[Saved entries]
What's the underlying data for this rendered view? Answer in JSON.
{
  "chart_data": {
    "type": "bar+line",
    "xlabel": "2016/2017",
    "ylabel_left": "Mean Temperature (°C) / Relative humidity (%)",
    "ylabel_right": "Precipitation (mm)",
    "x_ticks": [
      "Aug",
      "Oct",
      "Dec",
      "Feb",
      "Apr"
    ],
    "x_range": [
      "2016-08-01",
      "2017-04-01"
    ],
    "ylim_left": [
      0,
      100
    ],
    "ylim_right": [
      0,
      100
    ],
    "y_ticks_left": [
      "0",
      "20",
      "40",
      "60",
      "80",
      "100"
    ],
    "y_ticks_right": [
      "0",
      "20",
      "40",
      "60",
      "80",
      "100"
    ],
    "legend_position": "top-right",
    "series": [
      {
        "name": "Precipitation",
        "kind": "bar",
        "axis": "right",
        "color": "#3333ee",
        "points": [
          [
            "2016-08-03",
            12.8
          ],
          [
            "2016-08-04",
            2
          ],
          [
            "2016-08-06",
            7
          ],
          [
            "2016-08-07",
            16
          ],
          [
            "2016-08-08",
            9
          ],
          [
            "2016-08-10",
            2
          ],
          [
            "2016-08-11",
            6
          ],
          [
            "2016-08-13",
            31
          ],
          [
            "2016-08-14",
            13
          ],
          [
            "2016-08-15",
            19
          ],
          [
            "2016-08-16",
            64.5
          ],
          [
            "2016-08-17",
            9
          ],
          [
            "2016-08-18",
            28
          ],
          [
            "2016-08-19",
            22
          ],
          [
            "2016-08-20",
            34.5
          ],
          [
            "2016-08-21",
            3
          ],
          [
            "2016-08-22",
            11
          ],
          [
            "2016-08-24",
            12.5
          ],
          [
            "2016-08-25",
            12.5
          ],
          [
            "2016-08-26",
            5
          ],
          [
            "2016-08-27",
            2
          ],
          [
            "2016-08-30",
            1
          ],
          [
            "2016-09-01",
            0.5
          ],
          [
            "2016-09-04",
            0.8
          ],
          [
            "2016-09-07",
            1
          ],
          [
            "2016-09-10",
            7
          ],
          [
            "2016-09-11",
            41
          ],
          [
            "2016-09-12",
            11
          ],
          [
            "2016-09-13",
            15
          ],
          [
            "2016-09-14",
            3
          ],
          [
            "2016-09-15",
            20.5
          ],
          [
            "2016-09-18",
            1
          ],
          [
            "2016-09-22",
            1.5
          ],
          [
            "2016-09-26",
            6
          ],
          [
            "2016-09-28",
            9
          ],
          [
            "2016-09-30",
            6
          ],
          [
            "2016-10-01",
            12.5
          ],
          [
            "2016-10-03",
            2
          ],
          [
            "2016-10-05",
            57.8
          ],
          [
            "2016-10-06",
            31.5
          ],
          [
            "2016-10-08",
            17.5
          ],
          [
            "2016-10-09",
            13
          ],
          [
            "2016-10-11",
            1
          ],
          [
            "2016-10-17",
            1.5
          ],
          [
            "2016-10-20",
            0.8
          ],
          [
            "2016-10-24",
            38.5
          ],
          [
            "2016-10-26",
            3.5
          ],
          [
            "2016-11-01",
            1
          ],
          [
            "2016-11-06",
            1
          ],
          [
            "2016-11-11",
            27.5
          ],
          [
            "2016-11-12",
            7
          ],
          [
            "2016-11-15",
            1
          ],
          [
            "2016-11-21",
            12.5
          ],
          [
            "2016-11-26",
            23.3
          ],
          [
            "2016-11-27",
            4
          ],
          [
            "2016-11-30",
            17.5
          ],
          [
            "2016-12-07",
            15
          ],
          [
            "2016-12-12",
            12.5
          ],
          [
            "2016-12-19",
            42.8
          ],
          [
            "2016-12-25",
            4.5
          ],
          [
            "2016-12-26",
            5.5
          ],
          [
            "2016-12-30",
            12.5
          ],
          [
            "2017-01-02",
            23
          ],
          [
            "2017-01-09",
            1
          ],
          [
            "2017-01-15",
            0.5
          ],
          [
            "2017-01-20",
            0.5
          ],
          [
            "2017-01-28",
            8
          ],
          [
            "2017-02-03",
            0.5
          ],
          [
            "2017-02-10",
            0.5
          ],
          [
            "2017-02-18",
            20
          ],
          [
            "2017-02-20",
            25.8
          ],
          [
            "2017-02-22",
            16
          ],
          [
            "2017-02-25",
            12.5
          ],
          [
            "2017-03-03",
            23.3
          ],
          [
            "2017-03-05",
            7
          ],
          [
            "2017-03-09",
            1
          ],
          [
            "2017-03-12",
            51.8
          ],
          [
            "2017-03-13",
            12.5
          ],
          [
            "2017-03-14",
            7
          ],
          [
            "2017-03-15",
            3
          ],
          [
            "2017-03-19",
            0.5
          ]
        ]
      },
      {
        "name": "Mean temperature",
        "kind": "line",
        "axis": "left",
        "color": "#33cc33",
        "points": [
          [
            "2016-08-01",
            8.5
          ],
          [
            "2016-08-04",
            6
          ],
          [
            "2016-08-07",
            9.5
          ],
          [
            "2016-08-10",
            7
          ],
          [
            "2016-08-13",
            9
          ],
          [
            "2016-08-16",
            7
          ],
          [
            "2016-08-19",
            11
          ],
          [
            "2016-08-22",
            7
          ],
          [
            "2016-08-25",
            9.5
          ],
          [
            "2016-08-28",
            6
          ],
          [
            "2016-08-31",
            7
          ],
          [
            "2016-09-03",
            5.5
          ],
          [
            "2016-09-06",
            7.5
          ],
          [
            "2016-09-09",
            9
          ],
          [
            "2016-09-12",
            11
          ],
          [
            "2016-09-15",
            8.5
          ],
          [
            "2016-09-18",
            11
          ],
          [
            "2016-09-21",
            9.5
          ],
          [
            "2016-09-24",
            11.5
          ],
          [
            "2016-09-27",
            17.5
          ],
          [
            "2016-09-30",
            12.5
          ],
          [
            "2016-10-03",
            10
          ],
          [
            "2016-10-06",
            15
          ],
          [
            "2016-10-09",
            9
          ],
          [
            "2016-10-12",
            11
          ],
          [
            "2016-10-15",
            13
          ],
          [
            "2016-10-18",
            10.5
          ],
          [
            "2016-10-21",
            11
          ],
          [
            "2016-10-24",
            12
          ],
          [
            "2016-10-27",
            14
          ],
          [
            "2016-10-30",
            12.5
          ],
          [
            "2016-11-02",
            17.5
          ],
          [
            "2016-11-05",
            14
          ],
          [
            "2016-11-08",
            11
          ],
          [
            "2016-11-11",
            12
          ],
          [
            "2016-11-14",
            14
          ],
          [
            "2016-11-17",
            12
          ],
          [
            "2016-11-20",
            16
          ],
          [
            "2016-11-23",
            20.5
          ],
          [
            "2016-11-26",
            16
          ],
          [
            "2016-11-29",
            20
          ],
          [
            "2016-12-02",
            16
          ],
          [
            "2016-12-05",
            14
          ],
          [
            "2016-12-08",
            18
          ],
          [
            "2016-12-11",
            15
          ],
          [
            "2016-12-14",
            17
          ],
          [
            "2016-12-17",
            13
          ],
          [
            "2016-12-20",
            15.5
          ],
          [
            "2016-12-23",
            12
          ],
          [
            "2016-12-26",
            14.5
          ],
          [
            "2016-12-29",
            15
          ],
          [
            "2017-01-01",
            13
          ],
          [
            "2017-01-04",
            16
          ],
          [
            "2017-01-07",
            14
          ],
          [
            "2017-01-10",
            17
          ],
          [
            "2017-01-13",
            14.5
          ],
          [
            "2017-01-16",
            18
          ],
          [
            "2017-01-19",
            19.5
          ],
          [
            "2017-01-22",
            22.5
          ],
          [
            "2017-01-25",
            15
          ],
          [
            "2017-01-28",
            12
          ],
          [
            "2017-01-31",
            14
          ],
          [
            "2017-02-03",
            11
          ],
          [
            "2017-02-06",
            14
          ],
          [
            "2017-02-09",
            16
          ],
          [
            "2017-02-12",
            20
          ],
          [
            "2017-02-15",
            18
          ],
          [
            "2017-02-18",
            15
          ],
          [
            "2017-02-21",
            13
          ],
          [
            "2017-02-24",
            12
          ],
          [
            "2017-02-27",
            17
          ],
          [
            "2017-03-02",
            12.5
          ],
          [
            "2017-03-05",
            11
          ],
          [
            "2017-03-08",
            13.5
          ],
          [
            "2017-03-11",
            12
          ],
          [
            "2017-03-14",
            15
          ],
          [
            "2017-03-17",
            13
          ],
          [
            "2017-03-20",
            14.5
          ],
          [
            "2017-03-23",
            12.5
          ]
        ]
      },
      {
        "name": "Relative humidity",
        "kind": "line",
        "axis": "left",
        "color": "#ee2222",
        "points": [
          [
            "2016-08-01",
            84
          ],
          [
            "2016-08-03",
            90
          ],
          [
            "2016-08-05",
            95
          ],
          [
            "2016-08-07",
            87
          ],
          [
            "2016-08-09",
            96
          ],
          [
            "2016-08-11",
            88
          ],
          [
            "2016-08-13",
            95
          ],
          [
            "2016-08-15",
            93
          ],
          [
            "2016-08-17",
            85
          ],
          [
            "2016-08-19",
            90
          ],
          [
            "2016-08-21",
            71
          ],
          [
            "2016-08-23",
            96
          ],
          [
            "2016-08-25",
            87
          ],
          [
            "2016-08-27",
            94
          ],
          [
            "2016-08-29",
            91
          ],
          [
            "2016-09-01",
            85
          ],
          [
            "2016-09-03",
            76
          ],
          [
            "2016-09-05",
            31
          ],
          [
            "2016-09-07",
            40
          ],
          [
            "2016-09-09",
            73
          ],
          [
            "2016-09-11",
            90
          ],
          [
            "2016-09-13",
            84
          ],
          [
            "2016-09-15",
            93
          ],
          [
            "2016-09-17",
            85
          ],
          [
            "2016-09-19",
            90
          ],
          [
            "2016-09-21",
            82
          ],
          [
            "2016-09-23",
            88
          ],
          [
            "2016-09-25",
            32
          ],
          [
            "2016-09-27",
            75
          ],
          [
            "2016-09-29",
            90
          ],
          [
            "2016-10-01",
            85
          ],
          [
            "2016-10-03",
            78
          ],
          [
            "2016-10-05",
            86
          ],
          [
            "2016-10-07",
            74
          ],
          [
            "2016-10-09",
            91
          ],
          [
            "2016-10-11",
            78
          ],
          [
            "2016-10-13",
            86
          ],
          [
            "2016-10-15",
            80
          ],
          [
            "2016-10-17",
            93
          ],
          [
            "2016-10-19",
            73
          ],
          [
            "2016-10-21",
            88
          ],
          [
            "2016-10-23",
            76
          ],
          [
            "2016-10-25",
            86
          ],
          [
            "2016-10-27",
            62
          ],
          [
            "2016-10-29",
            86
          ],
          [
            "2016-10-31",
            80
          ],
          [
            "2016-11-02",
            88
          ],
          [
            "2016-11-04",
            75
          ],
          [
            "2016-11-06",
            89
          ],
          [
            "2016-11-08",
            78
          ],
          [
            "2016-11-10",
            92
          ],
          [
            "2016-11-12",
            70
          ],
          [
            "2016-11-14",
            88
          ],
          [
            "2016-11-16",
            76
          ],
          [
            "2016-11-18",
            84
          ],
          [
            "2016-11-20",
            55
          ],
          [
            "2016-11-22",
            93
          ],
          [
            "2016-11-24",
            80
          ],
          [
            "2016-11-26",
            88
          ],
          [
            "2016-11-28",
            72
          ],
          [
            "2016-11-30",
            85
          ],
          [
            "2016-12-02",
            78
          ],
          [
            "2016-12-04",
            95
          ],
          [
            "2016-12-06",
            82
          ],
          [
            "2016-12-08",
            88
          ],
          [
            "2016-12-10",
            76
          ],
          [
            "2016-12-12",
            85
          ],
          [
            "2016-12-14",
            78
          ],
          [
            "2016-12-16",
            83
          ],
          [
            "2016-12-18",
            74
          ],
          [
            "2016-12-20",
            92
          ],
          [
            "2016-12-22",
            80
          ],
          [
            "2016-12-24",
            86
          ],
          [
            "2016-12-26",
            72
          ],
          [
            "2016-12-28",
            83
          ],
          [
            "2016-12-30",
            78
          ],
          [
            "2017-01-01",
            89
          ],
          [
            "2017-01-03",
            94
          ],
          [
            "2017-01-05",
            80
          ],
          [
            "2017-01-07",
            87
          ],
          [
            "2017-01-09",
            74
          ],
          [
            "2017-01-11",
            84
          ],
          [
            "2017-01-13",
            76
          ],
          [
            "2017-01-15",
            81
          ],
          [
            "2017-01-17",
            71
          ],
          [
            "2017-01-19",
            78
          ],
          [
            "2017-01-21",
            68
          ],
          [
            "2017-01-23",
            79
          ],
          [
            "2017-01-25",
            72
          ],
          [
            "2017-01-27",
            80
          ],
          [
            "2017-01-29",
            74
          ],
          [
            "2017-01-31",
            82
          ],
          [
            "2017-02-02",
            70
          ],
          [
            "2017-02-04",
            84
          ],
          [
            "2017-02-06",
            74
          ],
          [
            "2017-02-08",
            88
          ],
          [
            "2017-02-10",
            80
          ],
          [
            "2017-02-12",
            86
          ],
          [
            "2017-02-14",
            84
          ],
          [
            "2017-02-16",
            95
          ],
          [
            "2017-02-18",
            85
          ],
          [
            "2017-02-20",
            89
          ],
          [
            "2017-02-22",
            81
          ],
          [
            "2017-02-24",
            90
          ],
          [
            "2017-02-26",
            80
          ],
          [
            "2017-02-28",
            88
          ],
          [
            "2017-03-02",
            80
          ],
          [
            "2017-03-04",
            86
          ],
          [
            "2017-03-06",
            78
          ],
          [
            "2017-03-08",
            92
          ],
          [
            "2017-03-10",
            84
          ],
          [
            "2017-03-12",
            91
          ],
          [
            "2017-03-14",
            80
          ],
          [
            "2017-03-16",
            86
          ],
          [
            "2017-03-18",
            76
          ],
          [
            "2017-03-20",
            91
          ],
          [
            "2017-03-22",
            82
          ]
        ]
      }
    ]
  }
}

▶ GIVEN TASK: Pick every line with "Relative" in it and copy it.

▶ REPLY TO THE EXERCISE:
    "ylabel_left": "Mean Temperature (°C) / Relative humidity (%)",
        "name": "Relative humidity",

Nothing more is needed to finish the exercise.